> **Set task**:
Using the listing below, report all lines holding the word "title".

········

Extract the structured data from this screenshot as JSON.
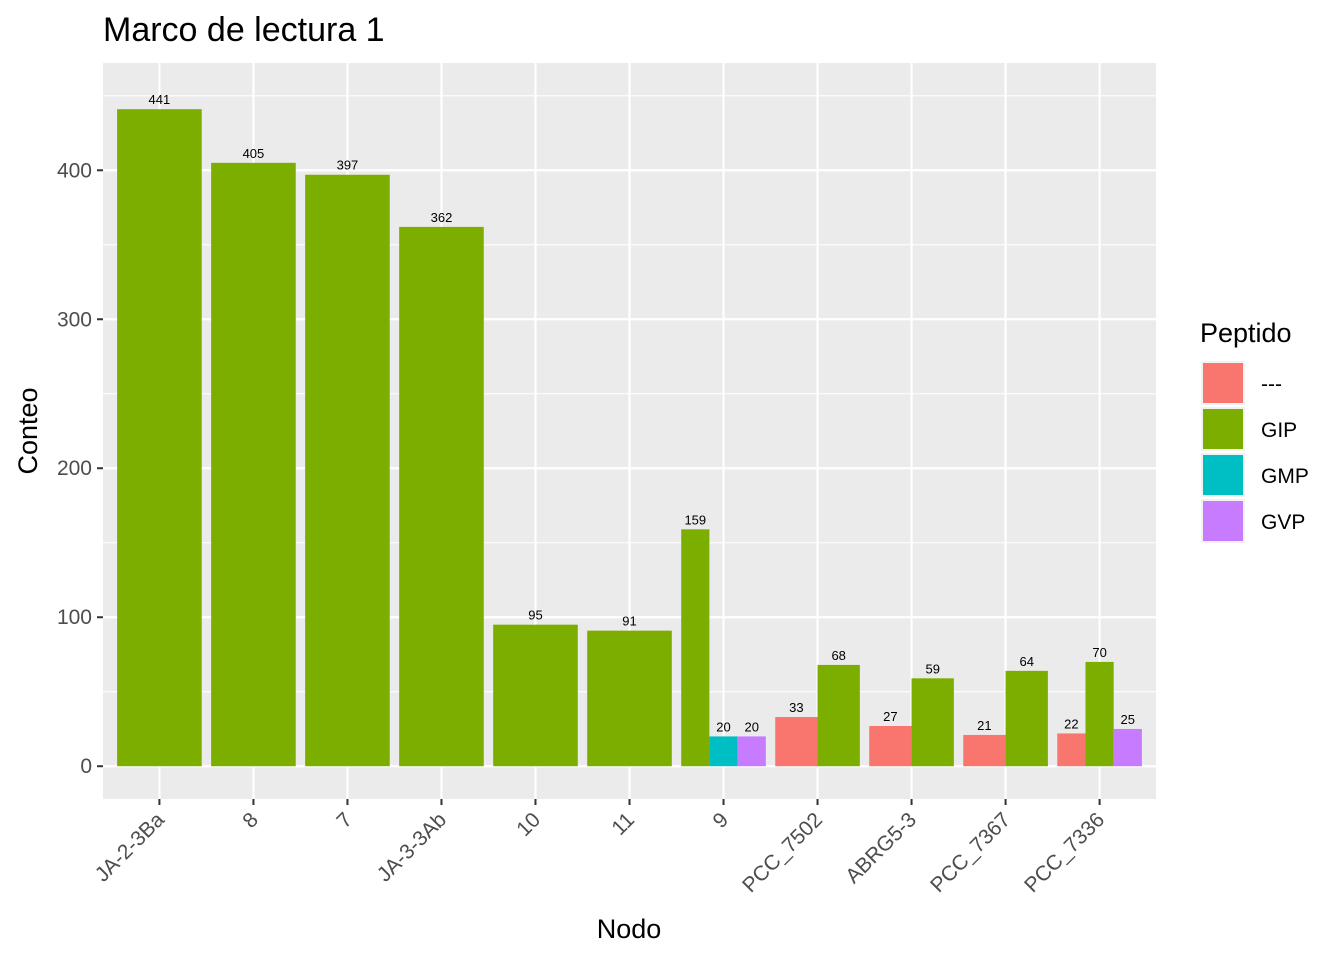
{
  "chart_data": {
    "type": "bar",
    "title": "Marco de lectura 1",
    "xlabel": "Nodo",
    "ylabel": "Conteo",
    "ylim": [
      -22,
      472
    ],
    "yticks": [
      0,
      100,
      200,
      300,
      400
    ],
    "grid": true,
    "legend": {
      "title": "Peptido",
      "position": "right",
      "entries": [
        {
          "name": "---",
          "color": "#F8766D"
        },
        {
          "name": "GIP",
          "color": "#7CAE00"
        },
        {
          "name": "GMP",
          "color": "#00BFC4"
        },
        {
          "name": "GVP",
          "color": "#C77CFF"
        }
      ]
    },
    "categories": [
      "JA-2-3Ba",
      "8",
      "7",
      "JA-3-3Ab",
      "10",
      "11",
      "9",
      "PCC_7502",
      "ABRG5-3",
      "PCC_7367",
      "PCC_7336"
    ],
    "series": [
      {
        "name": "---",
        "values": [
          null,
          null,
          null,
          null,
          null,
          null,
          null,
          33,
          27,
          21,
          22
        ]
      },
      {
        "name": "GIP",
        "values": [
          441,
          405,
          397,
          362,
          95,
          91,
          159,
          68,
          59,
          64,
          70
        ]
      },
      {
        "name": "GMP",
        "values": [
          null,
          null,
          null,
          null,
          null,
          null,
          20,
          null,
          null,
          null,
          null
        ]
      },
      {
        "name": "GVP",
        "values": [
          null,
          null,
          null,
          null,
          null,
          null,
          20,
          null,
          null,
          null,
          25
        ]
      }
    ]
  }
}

········

> **The response**:
    "title": "Marco de lectura 1",
      "title": "Peptido",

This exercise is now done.